[The task] Look through the data below and count each line where the word "أذان" appears. Reply with the count alone.

═════ Records supplied

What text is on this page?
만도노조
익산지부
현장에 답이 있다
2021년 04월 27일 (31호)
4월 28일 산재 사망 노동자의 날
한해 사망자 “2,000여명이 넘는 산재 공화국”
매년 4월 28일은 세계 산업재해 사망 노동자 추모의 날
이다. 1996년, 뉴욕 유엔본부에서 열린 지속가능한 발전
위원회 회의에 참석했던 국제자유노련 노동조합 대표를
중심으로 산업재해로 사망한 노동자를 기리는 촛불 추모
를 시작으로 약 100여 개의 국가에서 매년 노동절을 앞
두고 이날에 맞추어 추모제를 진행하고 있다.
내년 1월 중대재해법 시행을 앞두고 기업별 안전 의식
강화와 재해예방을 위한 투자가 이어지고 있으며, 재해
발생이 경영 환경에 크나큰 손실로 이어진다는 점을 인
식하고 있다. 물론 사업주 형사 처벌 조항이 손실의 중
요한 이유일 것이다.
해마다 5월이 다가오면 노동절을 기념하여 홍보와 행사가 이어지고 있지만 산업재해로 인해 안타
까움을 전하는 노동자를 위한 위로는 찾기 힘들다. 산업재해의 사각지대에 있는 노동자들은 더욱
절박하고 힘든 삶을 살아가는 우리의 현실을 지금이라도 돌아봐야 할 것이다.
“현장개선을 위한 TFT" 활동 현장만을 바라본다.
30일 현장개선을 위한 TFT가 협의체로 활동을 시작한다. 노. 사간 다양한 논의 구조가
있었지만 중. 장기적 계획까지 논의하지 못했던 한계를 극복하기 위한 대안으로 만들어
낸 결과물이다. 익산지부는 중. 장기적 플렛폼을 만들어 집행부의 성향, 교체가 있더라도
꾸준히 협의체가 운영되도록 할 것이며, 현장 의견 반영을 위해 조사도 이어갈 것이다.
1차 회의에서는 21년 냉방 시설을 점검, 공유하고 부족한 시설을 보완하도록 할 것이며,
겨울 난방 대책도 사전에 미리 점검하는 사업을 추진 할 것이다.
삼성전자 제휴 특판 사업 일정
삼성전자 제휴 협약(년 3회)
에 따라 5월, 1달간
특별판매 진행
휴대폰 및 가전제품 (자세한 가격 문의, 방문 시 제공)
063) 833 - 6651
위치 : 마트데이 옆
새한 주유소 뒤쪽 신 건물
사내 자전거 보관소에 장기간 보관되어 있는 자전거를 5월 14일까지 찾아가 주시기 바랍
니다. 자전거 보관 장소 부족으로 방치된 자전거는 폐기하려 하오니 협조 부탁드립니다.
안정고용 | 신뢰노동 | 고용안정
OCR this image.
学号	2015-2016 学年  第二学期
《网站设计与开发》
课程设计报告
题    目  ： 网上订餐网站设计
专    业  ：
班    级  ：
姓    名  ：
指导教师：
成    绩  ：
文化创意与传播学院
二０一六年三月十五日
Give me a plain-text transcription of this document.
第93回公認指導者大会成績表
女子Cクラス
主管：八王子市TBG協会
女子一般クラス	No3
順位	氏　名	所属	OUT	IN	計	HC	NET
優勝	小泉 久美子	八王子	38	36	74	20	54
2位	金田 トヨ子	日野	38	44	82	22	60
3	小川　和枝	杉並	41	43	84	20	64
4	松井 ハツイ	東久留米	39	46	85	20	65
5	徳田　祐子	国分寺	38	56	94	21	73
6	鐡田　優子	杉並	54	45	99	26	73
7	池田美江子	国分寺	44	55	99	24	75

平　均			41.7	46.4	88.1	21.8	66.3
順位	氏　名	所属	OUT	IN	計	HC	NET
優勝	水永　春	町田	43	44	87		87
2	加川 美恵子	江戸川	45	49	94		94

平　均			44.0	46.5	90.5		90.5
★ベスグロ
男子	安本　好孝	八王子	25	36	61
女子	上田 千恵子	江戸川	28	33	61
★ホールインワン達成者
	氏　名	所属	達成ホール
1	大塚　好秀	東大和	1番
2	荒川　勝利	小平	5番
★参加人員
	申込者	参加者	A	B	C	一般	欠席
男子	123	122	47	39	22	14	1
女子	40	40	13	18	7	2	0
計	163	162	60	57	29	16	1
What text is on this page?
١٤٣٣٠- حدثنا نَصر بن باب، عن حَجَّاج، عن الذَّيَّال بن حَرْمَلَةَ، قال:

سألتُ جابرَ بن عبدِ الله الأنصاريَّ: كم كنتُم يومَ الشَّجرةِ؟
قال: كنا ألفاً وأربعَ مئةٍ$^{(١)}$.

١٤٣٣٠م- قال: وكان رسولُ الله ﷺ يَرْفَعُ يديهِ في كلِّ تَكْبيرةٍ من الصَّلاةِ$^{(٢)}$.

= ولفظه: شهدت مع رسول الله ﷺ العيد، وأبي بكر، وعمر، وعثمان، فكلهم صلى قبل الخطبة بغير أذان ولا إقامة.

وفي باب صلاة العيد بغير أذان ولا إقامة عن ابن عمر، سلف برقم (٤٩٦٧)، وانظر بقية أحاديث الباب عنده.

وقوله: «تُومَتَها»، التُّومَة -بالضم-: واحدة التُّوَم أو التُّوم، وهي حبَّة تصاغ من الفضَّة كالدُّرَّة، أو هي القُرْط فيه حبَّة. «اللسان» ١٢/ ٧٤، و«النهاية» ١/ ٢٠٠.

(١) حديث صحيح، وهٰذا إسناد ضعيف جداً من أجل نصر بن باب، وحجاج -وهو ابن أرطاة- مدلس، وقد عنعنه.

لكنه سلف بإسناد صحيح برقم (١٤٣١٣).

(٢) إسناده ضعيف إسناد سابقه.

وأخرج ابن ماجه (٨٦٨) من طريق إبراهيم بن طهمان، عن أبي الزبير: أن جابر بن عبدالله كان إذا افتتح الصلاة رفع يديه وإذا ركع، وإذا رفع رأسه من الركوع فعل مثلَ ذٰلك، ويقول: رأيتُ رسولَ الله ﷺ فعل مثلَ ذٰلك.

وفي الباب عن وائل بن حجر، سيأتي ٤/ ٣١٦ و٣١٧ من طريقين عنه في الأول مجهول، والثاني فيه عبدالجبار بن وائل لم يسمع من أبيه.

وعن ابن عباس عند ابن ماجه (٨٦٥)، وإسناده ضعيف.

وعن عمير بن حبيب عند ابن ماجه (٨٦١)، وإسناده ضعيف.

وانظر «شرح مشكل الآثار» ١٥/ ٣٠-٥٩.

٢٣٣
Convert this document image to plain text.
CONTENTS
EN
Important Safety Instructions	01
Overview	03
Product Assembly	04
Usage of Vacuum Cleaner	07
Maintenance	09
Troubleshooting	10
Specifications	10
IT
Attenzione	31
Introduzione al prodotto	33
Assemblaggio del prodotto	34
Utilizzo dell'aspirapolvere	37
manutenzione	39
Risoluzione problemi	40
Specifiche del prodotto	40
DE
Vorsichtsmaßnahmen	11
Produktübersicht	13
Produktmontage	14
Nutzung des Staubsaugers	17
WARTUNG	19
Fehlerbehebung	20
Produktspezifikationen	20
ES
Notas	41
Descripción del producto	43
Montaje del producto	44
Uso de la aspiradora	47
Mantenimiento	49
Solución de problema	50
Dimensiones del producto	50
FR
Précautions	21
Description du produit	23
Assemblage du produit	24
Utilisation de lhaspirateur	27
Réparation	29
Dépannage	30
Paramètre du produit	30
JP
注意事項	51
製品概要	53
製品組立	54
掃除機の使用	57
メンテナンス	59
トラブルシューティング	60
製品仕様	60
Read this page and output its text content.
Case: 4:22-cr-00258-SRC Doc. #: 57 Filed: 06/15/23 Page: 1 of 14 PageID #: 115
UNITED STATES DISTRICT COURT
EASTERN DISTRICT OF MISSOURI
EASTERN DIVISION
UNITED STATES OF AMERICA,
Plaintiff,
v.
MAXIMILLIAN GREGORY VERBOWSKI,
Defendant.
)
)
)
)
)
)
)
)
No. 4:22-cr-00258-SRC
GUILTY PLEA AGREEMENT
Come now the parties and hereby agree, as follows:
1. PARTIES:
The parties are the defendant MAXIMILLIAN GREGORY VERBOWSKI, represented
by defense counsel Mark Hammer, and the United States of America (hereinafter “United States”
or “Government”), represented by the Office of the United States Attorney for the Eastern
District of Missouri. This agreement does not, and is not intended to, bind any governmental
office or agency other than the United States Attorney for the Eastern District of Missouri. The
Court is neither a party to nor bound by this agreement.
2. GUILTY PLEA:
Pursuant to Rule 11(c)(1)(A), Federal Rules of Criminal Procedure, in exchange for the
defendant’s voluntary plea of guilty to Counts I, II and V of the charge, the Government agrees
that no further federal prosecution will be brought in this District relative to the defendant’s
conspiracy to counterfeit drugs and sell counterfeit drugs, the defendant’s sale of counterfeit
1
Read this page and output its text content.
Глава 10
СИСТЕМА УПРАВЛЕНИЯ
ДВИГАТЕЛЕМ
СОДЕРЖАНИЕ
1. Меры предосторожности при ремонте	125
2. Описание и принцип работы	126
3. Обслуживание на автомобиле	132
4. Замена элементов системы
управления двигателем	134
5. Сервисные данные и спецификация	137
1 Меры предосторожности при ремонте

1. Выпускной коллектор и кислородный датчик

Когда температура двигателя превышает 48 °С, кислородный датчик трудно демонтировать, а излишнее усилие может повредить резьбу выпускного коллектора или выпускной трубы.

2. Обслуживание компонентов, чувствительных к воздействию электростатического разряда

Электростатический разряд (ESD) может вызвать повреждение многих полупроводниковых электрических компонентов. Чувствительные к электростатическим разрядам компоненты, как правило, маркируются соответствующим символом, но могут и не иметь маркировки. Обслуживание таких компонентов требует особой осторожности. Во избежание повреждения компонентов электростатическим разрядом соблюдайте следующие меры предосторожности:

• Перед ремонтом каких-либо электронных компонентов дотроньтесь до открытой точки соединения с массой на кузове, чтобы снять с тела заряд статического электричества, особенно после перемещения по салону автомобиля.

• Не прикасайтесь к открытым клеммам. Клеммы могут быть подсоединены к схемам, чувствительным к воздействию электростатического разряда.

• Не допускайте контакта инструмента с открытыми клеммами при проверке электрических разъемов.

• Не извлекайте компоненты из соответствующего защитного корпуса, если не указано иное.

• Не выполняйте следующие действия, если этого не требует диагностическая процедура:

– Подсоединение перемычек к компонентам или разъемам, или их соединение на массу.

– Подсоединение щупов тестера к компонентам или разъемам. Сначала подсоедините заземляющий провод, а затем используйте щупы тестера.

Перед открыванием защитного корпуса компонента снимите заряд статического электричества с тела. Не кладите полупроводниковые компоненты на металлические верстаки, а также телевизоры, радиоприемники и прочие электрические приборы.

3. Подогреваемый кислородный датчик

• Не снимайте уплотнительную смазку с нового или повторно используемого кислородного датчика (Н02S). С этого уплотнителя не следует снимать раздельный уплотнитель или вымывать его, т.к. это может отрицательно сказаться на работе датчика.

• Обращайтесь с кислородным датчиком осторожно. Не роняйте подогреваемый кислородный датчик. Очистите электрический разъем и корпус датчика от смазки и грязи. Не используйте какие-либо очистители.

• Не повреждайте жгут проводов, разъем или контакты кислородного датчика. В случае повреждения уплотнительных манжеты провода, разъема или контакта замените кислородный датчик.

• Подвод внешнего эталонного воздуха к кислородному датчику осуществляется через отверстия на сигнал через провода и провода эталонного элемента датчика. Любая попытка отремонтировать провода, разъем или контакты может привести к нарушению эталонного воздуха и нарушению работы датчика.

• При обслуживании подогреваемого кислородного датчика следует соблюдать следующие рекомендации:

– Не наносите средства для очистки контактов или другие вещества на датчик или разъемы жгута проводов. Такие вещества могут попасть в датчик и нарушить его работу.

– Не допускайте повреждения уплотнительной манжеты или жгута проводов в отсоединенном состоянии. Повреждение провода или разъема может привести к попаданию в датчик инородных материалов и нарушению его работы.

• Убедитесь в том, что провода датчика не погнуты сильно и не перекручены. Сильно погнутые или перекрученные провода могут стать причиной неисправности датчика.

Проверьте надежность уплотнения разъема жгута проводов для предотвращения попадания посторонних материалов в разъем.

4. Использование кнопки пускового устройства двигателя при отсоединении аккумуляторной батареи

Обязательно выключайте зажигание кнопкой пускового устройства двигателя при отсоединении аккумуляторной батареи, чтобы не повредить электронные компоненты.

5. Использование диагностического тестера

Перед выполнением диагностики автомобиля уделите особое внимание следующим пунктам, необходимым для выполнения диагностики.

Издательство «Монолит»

══════════

[The solution] 2